▸ PROBLEM TO SOLVE
Count lines with "ylabel" in them. Report only the total.

(Records from a collection)
--- begin ---

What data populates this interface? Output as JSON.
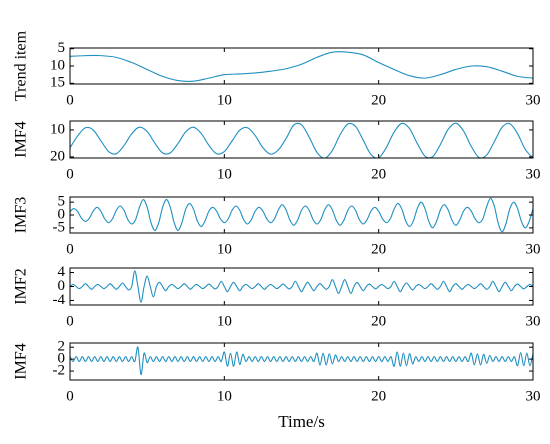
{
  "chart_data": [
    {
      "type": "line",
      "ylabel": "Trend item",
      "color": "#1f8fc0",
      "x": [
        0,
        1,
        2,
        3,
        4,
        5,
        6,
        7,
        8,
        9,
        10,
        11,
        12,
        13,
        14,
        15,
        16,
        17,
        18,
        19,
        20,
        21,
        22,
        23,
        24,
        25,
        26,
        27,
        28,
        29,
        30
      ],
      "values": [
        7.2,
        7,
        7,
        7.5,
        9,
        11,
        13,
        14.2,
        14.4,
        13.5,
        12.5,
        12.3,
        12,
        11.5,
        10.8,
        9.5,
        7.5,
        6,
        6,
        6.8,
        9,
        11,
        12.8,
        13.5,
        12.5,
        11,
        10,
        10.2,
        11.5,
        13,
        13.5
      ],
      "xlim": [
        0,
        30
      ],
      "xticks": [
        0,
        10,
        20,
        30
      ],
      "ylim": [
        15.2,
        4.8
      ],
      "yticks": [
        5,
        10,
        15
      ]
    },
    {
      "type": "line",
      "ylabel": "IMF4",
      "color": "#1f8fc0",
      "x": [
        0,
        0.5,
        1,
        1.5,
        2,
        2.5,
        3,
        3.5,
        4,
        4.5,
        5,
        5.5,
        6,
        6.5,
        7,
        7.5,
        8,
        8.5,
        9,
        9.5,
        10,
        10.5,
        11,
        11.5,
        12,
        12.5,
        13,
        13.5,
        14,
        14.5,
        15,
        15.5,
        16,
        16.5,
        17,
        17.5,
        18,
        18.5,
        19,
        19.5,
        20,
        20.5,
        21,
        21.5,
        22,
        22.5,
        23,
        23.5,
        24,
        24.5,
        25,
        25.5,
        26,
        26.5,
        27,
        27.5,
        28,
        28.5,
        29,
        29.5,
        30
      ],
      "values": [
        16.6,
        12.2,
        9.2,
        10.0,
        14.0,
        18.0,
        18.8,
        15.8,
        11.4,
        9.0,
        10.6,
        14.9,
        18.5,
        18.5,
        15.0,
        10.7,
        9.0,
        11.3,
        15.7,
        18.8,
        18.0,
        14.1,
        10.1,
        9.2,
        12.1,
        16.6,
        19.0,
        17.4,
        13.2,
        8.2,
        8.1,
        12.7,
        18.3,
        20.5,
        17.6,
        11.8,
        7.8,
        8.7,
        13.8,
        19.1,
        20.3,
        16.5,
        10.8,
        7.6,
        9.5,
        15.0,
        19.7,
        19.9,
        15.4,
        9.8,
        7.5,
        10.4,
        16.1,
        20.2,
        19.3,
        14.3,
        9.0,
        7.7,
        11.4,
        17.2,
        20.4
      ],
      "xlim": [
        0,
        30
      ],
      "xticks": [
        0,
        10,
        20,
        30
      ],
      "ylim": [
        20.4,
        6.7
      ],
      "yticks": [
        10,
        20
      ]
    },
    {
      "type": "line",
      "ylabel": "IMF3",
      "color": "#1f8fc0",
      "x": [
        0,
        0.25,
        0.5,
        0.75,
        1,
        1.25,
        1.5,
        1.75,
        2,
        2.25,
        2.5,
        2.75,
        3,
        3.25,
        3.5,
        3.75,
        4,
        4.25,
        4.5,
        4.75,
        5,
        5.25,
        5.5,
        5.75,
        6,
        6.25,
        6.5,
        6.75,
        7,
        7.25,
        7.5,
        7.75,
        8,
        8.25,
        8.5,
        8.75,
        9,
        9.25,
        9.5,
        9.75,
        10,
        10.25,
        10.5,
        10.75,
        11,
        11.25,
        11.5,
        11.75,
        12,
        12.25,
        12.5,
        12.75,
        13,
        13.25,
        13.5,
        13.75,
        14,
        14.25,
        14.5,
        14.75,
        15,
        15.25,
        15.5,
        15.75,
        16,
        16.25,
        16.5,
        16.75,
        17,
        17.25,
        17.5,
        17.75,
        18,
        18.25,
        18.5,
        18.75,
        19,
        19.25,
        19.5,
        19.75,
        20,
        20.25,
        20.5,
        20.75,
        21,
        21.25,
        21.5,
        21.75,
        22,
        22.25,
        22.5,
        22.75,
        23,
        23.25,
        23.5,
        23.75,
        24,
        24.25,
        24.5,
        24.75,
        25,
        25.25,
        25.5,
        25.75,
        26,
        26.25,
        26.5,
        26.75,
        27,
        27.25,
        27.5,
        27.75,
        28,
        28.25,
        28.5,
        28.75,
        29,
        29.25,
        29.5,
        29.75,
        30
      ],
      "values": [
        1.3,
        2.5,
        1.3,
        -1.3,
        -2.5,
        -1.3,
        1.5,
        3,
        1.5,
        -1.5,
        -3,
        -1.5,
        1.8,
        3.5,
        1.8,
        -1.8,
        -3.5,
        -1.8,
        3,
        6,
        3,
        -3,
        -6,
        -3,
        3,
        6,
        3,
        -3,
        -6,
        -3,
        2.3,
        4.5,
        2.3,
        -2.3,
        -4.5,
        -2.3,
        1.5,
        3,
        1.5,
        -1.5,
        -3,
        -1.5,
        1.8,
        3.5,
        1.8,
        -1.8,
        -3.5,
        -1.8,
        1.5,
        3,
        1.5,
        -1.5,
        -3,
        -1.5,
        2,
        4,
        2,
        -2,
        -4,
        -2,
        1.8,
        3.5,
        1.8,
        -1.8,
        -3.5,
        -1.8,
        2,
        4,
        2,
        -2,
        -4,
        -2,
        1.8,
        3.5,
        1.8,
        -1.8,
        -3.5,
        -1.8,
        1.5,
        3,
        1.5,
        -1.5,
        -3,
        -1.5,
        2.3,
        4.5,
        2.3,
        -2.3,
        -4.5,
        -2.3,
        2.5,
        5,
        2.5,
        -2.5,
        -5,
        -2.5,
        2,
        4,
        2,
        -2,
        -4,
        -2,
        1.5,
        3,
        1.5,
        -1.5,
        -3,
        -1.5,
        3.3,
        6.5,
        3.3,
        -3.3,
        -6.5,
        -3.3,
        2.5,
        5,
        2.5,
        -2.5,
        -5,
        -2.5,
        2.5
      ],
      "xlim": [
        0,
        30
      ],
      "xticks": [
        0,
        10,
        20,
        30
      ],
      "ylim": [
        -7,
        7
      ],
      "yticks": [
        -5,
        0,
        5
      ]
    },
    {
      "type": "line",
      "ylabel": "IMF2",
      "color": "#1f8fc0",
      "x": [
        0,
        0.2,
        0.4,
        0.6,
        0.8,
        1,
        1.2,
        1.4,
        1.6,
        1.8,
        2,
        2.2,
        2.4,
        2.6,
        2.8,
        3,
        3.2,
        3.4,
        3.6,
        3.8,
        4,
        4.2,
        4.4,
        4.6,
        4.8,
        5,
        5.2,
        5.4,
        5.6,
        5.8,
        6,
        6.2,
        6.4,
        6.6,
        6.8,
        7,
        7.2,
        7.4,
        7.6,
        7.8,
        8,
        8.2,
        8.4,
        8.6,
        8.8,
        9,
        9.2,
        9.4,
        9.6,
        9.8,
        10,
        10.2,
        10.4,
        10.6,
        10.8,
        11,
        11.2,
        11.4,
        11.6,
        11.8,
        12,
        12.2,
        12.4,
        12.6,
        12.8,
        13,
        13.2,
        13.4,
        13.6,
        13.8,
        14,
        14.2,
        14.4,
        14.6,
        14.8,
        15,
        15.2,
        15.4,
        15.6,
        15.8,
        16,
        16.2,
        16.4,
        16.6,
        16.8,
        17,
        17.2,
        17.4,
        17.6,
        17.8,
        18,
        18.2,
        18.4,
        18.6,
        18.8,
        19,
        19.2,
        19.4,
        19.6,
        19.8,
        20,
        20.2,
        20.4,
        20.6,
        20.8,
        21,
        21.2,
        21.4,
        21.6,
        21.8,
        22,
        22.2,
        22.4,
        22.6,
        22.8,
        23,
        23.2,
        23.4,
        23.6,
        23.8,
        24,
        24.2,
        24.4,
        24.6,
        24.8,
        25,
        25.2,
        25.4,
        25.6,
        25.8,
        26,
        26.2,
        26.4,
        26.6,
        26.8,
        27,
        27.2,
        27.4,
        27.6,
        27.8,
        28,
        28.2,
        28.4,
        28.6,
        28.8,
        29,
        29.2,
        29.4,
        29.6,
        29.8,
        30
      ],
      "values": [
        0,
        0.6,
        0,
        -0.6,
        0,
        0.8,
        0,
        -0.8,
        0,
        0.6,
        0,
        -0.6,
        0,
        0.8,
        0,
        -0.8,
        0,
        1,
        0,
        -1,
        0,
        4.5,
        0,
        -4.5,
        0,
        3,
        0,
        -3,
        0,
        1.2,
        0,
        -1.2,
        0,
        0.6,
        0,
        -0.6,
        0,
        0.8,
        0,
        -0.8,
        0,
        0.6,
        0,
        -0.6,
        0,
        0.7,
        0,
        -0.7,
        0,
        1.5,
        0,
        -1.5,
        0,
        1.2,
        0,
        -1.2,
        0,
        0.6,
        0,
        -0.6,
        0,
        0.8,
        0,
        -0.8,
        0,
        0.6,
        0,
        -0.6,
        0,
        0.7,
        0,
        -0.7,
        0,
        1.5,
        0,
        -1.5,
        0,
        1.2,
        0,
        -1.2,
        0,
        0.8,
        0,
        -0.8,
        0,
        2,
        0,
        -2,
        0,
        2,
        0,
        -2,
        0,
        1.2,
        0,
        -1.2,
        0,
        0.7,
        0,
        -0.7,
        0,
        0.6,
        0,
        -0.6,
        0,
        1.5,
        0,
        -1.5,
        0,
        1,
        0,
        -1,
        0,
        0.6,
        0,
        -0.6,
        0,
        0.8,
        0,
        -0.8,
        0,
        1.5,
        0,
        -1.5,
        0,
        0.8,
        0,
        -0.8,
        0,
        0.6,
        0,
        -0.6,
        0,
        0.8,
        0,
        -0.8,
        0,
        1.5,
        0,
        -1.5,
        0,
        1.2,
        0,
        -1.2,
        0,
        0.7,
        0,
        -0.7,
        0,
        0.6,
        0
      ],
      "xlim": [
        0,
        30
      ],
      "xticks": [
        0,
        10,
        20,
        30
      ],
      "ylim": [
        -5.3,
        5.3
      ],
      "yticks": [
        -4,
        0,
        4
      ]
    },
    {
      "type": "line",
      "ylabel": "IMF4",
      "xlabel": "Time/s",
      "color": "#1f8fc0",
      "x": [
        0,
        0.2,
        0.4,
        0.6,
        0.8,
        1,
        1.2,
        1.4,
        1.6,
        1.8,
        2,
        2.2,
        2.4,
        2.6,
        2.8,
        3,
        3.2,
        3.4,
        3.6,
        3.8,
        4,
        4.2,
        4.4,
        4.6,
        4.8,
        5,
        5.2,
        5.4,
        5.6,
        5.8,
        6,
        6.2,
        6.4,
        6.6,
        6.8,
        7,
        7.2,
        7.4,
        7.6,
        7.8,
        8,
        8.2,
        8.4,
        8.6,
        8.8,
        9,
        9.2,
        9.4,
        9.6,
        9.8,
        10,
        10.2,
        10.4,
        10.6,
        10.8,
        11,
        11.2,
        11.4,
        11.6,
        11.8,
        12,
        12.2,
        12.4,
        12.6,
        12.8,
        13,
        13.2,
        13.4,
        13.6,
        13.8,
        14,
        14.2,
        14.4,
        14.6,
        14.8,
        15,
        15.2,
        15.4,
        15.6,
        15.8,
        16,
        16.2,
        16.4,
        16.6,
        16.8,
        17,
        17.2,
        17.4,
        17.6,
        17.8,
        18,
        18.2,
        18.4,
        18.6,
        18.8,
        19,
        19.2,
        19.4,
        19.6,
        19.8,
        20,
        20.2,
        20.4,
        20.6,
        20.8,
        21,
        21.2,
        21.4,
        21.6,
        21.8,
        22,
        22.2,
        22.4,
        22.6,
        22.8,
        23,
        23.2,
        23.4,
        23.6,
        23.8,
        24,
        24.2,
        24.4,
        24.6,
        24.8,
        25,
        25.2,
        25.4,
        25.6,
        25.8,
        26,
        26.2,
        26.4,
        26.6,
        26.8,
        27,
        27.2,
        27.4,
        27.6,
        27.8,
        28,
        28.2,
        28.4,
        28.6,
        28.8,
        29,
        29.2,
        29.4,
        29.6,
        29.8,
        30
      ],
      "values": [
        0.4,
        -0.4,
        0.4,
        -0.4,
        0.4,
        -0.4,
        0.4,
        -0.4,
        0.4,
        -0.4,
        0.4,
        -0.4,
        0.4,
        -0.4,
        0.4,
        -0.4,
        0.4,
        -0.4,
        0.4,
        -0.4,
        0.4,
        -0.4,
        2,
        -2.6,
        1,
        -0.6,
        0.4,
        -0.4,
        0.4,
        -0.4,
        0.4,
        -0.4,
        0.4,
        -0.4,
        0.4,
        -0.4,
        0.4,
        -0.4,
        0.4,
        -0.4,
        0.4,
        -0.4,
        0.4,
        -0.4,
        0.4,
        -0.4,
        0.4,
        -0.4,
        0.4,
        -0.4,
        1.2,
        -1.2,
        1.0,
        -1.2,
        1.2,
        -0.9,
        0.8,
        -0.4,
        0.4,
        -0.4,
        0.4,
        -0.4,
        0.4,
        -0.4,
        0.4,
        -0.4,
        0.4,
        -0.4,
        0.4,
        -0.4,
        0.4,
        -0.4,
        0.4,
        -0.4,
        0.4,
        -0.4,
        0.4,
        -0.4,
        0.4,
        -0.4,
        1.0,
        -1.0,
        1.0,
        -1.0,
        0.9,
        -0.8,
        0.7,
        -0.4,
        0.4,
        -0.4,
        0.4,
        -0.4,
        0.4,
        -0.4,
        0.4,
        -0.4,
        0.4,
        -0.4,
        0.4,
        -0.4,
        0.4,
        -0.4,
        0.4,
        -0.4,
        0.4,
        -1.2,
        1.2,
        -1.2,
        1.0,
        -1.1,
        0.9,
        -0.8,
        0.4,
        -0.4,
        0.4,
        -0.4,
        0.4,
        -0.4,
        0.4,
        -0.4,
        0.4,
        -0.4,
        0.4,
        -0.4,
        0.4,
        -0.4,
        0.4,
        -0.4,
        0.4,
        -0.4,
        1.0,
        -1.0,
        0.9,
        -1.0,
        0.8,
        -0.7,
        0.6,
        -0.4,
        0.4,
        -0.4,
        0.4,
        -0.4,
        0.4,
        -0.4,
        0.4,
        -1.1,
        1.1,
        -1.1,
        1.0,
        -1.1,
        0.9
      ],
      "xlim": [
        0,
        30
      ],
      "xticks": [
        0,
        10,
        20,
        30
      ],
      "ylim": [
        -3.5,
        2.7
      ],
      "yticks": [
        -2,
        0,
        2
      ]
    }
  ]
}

--- end ---

▸ TASK RESPONSE
5